:: Page ::
▼

Keegan is the only player to win five All Stars without winning an All-Ireland medal. He also scored a goal against Dublin goalkeeper Stephen Cluxton in three consecutive championship matches.

He has been an analyst on The Sunday Game and a Gaelic football analyst for RTÉ Sport since 2022.

==Early life==
Keegan attended Rice College, Westport and played football for the school. Kevin Keane, another Westport player, attended Rice College at the same time and played with Keegan on the school team. Rugby union interested Keegan as a child and he was part of Connacht Rugby underage academies.

==Playing career==
===Club===
Keegan won the 2009 and 2016 Mayo Intermediate Football Championship with his club Westport.

In October 2016, he won a Connacht Intermediate Club Football Championship.

In February 2017, Keegan won an All-Ireland Intermediate Club Football Championship title with Westport, with the club defeating Meath's St Colmcilles by a scoreline of 2–12 to 3–08 in the final.

In October 2022, he won a Mayo Senior Football Championship, which was Westport's first.

===Inter-county===
Keegan never played at minor level. However, he played in the county under-21 team in 2009 and 2010.

▲

:: Work to do ::
According to the Keegan text, in which year did Westport win its first Mayo Senior Football Championship? The lines that follow have no connection to the text above.

:: Data records ::

▼

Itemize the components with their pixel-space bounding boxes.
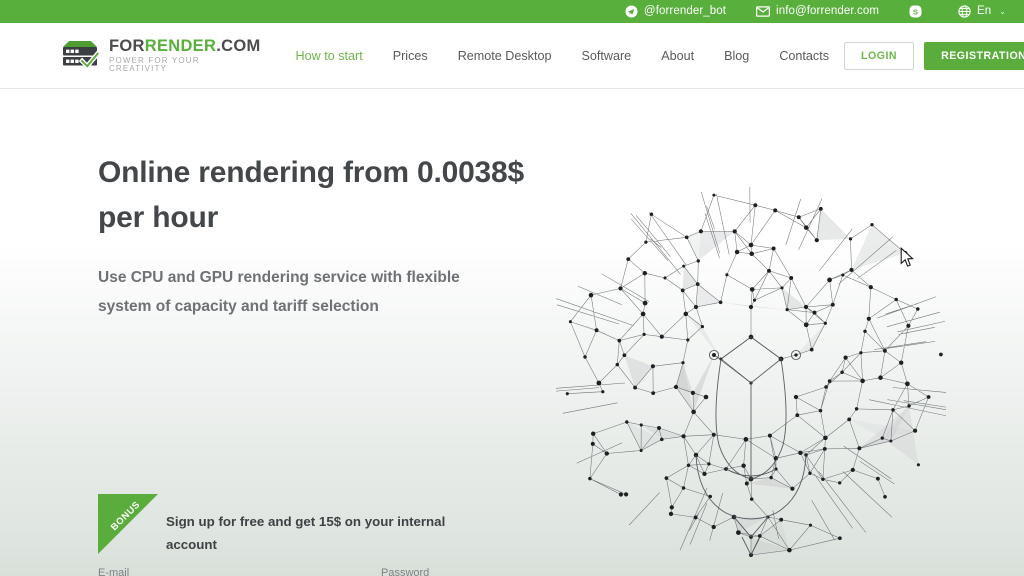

▲
▼

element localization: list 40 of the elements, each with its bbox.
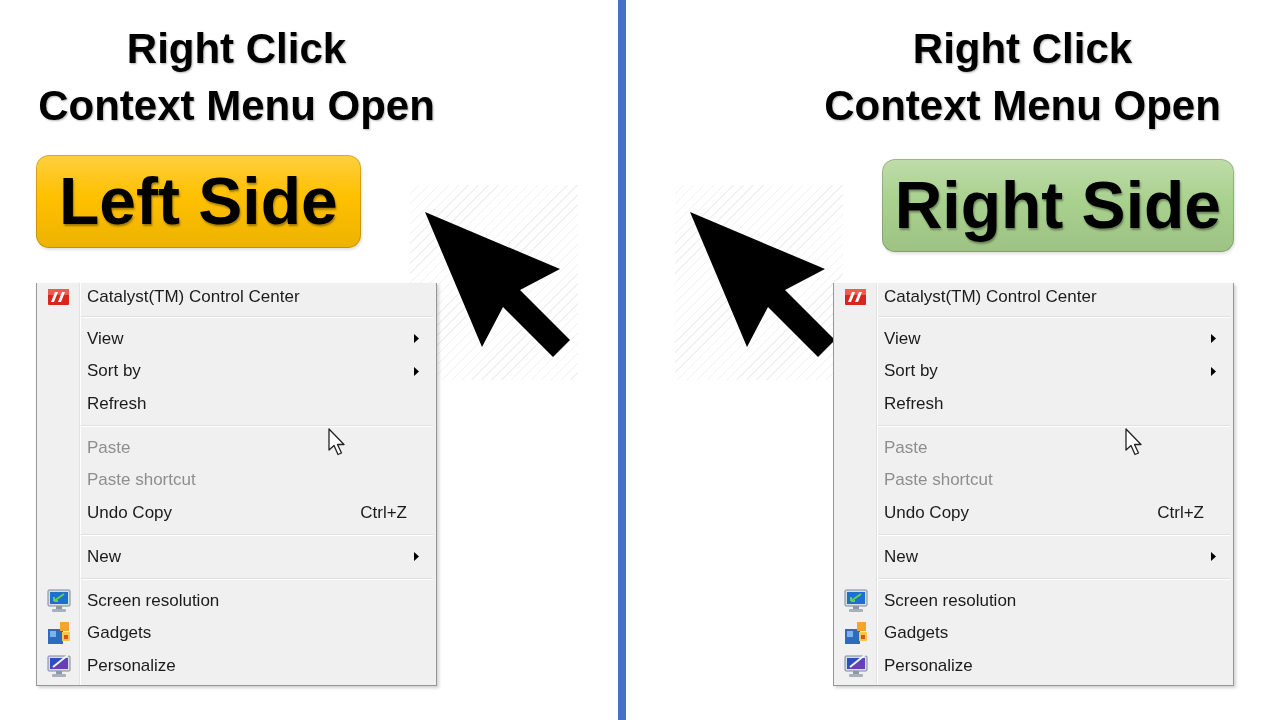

▲

:: Complete answer ::
2022